### [Goal A]
In the post on Mexico City's art scene, what is the English name for SOMA's Miércoles de SOMA?

### [Extract provided]
•••

The Art Scene in Mexico City
A list of museums and studios
My experience speaking to local artists
Some examples of public art, architecture, and handicrafts
What I learned about Mexican art history
Lots of photographs
My thoughts on the significance of experiencing another culture’s art scene
At the MUAC
The goal of the trip was to learn about printmaking in Mexico City, and though that goal was accomplished beautifully, there was so much more art to experience around the city. This post will be comprised of everything I can think of that pertains to the art I saw in Mexico City, from paintings, to murals, to art ed and museums. Let’s jump in!
Our trip was called “SOMA Express,” an abbreviated version of some kind of summer residency that apparently the Painting & Printmaking department sends a student to every year. Without getting into what seems to be yet another instance of VCUarts—or perhaps just Painting & Printmaking—poorly communicating its international opportunities to its students, I will tell you about my experience with SOMA during this trip.
SOMA is a nonprofit organization that’s is all about “cultural exchange and the teaching of arts”.
SOMA has this thing called Miércoles de SOMA (SOMA Wednesdays). Every Wednesday evening, SOMA invites an artist from a different discipline to discuss their art practice. While I was there, the presentation was from an artist who specialized in sound art. I’m sorry to say that I can’t tell you much about him or his artwork because the piece he presented, in a crowded pitch black room, made me anxious and nauseous, and I had to leave in the middle of the presentation.
While there, we mostly attended lecture courses. I’ll be honest with you: They were boring. The content itself was really rich and interesting, and as an art history nerd who loves learning about other cultures I should have been drooling over it, but it felt like we were being taught a 300 level course when we should have been in a 100 level course. We just didn’t know the base knowledge of what the instructor was teaching, and it was too much information to keep track of, which made it difficult to engage with. However, there were indeed a few bits of information that I was able to retain and what I learned is scattered around this post.

•••

### [Goal B]
Find each line in the records below that contains the string "Good". Copy those lines.

•••

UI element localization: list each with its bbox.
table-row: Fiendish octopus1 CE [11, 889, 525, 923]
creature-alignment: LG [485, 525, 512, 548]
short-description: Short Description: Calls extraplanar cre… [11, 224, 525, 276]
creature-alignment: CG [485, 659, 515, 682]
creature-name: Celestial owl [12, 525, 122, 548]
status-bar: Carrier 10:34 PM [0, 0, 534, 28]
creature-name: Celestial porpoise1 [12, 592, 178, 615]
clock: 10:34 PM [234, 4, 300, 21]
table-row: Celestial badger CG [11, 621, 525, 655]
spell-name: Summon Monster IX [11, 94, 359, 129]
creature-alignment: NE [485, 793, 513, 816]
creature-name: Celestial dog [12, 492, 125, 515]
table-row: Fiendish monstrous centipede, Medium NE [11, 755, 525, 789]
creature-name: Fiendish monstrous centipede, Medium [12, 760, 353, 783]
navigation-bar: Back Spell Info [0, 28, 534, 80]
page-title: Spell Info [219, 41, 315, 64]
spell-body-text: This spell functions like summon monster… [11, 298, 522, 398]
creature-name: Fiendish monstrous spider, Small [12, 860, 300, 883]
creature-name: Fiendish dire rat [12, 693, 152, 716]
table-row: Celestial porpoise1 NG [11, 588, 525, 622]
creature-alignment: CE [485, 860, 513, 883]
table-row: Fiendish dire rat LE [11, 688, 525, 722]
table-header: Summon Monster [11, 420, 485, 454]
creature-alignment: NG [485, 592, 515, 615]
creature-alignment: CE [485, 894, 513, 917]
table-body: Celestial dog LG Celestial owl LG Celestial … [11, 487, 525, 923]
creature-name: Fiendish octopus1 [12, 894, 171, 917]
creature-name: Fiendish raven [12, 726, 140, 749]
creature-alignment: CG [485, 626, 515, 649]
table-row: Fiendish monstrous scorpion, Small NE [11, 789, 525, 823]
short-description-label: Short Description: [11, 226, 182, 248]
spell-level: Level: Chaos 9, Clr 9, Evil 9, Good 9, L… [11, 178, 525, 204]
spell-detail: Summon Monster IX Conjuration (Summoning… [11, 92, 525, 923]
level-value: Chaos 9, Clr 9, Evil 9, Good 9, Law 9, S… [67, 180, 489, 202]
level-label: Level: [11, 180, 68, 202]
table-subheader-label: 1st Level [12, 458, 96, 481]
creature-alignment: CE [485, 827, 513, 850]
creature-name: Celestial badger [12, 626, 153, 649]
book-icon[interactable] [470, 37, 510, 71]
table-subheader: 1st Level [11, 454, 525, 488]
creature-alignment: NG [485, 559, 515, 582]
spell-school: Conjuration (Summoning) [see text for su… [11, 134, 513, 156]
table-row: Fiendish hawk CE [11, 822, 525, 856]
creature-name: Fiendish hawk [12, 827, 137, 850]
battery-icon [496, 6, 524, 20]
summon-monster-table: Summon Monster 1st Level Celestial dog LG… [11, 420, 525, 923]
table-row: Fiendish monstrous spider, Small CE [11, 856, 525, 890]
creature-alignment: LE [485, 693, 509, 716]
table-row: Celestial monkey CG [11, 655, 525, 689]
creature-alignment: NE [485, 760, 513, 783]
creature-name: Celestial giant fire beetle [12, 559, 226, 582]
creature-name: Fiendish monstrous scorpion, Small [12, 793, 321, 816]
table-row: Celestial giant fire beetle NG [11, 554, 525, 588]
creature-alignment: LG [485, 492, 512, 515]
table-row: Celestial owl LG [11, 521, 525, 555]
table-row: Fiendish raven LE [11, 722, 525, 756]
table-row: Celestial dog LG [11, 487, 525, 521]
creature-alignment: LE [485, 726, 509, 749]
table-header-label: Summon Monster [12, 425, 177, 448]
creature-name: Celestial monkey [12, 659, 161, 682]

•••

### [Answer A]
SOMA Wednesdays

### [Answer B]
spell-level: Level: Chaos 9, Clr 9, Evil 9, Good 9, L… [11, 178, 525, 204]
level-value: Chaos 9, Clr 9, Evil 9, Good 9, Law 9, S… [67, 180, 489, 202]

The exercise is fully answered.